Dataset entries
——
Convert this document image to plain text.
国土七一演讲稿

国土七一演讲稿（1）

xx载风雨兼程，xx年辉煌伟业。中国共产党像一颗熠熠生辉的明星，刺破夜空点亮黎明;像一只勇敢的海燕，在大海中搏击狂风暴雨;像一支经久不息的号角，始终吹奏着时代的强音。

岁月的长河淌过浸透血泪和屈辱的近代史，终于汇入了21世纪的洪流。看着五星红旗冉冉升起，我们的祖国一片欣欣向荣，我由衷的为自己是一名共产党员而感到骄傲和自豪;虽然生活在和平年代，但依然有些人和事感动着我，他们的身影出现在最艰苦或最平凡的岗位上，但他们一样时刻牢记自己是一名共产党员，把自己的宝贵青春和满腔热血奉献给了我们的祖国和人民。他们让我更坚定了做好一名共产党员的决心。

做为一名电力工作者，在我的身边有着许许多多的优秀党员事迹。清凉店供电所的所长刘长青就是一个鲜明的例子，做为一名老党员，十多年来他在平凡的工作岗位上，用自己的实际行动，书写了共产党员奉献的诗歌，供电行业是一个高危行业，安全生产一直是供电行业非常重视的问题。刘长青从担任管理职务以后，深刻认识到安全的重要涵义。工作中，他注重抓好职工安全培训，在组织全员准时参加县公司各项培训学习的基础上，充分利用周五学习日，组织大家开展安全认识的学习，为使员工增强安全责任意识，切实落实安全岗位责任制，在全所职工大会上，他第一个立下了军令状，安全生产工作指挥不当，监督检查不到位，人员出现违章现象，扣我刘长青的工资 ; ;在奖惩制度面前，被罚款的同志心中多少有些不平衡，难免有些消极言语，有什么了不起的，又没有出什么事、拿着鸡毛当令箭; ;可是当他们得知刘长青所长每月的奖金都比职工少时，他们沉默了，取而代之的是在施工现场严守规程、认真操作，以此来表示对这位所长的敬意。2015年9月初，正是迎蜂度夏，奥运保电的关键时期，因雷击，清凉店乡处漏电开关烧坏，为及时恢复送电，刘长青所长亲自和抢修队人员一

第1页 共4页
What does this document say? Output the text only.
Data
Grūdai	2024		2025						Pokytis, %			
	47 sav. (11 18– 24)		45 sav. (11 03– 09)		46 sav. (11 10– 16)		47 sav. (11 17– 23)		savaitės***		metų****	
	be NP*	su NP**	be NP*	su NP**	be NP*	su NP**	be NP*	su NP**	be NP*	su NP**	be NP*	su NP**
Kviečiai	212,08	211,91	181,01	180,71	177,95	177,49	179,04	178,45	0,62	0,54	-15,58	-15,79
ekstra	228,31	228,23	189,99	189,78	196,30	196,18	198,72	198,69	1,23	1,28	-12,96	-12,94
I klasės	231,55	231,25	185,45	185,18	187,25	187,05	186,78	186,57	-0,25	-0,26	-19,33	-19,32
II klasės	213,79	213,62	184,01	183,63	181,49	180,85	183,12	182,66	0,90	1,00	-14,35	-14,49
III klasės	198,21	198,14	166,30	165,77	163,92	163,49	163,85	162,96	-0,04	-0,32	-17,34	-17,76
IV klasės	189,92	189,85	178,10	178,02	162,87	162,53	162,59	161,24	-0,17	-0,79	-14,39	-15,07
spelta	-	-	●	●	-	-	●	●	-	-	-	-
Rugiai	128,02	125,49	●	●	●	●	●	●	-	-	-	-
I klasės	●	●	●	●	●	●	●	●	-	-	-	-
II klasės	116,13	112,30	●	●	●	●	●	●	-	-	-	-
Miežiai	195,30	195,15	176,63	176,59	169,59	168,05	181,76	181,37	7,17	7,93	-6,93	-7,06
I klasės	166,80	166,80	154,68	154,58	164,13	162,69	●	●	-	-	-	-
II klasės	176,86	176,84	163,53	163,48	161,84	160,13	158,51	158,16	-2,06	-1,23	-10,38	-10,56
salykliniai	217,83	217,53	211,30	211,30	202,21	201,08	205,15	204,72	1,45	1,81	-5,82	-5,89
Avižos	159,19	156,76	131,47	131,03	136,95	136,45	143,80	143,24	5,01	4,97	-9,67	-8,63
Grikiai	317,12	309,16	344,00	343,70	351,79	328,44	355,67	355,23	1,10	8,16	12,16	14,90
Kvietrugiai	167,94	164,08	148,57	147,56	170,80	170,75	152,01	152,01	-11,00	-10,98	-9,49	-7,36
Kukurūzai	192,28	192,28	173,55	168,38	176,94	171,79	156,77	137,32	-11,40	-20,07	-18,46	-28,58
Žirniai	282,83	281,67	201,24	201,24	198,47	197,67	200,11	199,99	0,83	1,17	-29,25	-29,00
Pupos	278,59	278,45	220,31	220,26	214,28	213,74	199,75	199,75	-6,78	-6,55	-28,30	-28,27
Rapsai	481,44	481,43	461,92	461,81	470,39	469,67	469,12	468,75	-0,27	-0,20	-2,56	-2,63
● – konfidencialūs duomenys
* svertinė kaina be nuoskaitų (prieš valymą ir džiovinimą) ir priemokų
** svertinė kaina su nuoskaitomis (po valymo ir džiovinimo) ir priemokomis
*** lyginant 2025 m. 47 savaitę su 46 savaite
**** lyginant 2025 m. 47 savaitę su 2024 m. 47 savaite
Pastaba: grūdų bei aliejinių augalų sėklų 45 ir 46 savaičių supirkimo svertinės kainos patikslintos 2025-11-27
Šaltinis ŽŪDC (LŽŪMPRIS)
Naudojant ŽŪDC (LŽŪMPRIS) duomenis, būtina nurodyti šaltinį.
——
Task description
For the listing above, identify each line bearing "this".

Full solution
Convert this document image to plain text.
What does this document say? Output the text only.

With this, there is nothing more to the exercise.